**Records supplied**
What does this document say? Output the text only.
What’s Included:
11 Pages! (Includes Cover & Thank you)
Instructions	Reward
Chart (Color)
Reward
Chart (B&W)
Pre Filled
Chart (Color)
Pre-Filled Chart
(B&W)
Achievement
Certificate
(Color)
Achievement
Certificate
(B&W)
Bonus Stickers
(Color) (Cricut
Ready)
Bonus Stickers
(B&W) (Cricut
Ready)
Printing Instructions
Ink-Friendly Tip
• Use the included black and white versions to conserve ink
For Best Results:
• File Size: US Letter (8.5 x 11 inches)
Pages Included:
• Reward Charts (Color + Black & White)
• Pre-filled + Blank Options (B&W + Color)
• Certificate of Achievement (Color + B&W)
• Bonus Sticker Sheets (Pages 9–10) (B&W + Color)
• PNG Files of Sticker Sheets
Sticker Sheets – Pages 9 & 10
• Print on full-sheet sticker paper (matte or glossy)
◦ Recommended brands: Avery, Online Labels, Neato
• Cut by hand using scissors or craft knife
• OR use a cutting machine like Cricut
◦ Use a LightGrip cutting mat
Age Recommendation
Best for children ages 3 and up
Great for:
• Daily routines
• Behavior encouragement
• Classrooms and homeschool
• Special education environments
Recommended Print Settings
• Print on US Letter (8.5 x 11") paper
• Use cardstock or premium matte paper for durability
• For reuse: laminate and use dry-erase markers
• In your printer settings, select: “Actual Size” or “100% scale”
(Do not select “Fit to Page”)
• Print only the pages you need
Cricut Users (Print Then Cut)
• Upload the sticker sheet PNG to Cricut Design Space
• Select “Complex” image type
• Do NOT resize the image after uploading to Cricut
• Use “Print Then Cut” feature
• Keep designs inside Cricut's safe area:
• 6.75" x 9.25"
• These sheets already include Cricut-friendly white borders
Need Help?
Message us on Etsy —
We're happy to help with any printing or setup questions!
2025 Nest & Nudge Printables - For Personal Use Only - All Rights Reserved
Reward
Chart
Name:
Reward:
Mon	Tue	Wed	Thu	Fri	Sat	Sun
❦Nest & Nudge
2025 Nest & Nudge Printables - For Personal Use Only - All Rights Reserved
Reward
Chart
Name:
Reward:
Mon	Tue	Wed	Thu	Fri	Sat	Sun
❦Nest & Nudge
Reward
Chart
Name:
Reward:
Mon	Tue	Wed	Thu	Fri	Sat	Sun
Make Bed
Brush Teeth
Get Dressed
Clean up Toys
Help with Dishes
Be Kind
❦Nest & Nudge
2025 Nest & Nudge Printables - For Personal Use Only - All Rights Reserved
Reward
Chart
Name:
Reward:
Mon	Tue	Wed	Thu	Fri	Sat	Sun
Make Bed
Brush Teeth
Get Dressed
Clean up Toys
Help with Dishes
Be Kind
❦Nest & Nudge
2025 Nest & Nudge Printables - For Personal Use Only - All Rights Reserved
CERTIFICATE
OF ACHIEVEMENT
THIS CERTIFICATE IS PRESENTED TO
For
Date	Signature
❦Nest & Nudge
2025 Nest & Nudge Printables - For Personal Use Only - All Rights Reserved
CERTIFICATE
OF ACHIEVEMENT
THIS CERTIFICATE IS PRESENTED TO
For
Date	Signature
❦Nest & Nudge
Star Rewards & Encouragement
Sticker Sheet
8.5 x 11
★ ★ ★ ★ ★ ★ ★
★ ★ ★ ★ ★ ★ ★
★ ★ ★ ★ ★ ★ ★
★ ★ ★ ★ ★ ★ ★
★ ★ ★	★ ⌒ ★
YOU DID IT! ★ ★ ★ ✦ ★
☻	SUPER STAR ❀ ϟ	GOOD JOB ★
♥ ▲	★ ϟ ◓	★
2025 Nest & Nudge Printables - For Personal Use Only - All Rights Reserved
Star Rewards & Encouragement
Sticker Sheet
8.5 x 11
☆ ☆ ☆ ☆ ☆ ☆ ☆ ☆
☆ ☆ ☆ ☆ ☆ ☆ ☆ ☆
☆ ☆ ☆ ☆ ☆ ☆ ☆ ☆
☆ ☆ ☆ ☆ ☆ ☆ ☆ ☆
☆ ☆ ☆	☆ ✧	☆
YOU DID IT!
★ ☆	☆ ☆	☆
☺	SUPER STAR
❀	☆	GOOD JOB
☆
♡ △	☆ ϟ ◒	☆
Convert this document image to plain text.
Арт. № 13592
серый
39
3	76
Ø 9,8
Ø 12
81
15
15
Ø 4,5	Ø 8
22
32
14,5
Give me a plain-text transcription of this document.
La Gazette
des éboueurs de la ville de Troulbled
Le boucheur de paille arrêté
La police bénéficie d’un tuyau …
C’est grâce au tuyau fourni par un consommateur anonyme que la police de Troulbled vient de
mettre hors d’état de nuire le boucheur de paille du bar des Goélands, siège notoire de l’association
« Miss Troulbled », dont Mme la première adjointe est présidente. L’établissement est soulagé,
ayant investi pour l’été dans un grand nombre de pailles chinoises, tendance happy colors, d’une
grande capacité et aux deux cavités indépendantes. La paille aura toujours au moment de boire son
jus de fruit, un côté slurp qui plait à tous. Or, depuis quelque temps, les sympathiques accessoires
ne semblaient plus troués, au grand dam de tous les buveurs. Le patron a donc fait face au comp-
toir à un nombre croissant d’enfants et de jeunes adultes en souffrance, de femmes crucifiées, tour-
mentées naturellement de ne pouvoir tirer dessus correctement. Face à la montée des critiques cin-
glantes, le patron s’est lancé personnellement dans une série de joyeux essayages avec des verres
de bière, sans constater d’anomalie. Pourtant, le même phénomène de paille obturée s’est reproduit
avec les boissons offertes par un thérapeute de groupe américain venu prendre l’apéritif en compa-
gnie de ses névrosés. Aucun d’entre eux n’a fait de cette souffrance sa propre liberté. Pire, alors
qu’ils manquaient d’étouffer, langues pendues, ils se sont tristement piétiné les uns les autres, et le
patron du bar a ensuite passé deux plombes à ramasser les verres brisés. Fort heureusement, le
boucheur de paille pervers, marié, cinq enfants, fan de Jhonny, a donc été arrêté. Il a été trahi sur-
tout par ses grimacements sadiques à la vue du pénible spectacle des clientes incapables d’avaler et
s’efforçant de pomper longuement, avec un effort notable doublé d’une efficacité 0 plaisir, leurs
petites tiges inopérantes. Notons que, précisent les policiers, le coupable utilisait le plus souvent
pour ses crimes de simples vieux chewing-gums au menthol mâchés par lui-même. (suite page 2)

**Work to complete**
Your answer should be a single number: the count of lines in the material above that contain "Then".

**Answer to this task**
2